— START Input —

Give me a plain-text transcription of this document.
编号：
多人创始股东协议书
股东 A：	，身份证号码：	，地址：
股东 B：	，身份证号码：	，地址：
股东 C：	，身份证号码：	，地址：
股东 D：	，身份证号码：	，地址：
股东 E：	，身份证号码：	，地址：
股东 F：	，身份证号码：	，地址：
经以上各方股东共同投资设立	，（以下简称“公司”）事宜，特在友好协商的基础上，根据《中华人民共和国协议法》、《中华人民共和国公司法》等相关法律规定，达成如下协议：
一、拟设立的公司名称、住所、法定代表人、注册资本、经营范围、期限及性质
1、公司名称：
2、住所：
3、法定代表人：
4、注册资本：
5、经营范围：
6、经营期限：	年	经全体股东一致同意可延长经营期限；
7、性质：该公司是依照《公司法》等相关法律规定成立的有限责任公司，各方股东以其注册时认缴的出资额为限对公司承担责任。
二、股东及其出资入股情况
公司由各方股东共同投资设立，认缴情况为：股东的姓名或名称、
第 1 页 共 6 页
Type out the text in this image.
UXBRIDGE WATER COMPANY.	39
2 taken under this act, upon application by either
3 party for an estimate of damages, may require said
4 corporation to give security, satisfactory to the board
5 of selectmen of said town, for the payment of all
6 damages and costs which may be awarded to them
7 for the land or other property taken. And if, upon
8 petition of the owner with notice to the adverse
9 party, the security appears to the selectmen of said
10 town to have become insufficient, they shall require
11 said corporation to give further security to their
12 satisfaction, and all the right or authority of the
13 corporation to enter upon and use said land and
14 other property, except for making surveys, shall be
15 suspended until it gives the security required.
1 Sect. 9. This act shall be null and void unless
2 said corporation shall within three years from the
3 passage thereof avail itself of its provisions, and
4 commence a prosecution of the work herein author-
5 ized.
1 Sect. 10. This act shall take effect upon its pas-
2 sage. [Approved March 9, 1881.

— END Input —

__Set problem__. Check each line of the data above for the word "text" and say how many lines have it. Give the number alone.

__Completed task__. 2